**DESCRIPTION OF THE TASK:**
Could you reproduce the lines below word for word, starting at the first one and ending at the line that contains "histogram-bar [268,314,274,337]", with both of those included?

______

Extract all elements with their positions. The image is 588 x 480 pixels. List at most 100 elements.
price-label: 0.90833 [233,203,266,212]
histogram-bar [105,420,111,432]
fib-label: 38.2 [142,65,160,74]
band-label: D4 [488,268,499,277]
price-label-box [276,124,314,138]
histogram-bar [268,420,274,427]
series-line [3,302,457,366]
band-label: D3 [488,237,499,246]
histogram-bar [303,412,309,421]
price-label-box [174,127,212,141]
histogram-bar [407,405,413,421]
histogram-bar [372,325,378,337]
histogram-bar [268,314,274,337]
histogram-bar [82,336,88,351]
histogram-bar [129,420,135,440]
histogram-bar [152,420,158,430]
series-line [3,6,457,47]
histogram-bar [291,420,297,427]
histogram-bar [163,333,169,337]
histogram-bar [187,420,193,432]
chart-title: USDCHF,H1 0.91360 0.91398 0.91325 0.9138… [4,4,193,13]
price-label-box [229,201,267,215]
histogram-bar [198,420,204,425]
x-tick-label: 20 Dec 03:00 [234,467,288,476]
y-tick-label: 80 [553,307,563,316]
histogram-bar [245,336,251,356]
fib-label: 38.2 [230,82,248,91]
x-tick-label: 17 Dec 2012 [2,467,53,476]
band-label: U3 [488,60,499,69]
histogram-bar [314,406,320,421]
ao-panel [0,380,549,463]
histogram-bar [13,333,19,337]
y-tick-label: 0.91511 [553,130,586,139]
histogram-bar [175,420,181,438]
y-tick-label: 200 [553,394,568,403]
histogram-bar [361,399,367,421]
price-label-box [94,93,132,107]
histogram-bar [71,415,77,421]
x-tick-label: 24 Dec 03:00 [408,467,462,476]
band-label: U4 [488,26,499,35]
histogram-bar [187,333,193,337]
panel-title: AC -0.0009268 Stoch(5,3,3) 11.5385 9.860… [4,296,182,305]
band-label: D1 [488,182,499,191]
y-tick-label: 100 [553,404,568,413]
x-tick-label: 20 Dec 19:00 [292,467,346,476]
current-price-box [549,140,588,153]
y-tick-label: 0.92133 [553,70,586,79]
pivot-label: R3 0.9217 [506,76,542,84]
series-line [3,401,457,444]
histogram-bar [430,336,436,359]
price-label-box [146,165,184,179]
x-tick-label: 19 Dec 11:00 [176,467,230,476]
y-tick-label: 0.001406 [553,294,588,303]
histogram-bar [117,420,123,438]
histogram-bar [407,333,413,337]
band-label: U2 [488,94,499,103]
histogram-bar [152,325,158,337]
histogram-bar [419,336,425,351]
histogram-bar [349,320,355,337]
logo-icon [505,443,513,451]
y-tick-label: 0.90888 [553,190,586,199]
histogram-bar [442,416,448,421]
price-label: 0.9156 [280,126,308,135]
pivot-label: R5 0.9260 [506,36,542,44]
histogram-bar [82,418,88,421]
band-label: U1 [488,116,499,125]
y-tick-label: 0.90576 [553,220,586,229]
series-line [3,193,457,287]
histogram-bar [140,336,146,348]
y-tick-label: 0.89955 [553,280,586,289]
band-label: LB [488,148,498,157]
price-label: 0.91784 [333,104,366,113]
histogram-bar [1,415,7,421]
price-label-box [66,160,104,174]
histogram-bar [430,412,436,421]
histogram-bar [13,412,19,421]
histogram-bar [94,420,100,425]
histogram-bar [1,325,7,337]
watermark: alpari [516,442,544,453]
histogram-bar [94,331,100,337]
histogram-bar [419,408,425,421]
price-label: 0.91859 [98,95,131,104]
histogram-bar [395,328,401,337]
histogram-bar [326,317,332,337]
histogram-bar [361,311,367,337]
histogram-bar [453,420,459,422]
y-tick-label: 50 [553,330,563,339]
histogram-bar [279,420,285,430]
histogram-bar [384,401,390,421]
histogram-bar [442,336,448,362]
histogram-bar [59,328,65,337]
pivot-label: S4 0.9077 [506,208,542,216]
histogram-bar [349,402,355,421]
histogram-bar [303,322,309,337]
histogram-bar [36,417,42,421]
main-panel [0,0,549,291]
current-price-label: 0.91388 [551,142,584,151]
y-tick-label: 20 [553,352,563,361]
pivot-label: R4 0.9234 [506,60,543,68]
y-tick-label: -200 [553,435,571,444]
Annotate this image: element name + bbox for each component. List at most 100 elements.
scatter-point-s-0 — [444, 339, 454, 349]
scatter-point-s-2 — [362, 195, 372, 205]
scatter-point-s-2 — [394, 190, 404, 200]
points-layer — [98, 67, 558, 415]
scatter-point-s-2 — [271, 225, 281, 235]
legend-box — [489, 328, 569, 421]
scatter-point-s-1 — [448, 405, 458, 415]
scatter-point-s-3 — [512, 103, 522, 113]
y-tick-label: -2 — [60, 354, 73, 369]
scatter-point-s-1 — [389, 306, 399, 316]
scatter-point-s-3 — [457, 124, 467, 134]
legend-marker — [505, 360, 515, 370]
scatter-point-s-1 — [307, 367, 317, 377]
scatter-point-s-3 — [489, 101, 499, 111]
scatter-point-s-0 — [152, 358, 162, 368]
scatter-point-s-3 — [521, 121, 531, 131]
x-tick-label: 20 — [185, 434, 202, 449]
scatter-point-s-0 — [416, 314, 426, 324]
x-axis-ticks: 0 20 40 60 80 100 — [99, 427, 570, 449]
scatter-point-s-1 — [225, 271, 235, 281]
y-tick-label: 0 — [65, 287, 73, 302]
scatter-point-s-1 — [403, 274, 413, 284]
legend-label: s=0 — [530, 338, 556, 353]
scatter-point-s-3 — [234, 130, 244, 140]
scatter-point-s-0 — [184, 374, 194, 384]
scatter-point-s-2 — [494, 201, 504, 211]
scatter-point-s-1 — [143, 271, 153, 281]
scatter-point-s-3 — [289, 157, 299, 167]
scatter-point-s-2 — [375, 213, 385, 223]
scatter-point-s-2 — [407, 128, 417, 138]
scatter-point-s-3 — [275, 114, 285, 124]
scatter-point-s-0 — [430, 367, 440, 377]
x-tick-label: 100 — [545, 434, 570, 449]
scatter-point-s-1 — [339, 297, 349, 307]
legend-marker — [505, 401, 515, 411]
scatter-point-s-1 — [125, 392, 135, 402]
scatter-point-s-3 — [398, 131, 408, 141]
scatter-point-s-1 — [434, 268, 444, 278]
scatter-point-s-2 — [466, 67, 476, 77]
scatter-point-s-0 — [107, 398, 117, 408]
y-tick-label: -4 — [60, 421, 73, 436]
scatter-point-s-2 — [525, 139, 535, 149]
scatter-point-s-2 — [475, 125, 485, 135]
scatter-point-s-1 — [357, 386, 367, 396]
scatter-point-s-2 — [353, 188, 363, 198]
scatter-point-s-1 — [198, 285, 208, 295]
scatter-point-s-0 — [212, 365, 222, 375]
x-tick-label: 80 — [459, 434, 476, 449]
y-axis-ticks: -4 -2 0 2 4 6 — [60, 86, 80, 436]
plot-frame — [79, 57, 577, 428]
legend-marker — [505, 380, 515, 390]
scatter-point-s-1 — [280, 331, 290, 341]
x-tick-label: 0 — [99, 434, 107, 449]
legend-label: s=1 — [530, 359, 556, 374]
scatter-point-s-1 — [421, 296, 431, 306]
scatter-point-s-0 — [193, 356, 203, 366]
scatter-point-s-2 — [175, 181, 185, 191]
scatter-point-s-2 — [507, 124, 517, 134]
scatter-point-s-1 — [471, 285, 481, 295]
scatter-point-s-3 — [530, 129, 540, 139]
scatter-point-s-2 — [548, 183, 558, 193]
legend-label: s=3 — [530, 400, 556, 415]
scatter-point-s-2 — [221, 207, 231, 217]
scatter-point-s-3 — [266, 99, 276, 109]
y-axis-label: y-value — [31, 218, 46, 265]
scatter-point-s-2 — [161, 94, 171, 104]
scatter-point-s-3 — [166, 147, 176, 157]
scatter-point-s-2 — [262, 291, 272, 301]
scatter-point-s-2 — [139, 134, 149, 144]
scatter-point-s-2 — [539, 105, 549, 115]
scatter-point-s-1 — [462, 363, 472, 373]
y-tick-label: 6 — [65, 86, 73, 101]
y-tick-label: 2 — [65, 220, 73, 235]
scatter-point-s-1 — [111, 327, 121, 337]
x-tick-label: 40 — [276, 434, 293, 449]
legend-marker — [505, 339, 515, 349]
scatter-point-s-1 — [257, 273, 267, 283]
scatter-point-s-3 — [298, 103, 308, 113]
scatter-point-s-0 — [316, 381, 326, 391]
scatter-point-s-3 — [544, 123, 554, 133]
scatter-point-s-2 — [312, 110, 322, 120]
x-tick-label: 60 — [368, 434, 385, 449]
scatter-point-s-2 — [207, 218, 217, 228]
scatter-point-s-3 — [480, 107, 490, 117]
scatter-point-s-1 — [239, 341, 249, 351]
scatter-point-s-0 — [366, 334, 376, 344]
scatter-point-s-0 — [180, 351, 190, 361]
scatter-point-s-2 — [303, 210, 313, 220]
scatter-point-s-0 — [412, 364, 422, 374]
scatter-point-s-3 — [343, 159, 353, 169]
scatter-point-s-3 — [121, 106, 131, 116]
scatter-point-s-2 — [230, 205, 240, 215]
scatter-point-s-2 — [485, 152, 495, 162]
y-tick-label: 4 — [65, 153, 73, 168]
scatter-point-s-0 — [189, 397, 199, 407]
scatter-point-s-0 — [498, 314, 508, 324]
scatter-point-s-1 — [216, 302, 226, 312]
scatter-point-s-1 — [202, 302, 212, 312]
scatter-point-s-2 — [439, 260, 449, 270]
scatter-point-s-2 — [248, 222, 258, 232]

______

**EXPECTED OUTPUT:**
Extract all elements with their positions. The image is 588 x 480 pixels. List at most 100 elements.
price-label: 0.90833 [233,203,266,212]
histogram-bar [105,420,111,432]
fib-label: 38.2 [142,65,160,74]
band-label: D4 [488,268,499,277]
price-label-box [276,124,314,138]
histogram-bar [268,420,274,427]
series-line [3,302,457,366]
band-label: D3 [488,237,499,246]
histogram-bar [303,412,309,421]
price-label-box [174,127,212,141]
histogram-bar [407,405,413,421]
histogram-bar [372,325,378,337]
histogram-bar [268,314,274,337]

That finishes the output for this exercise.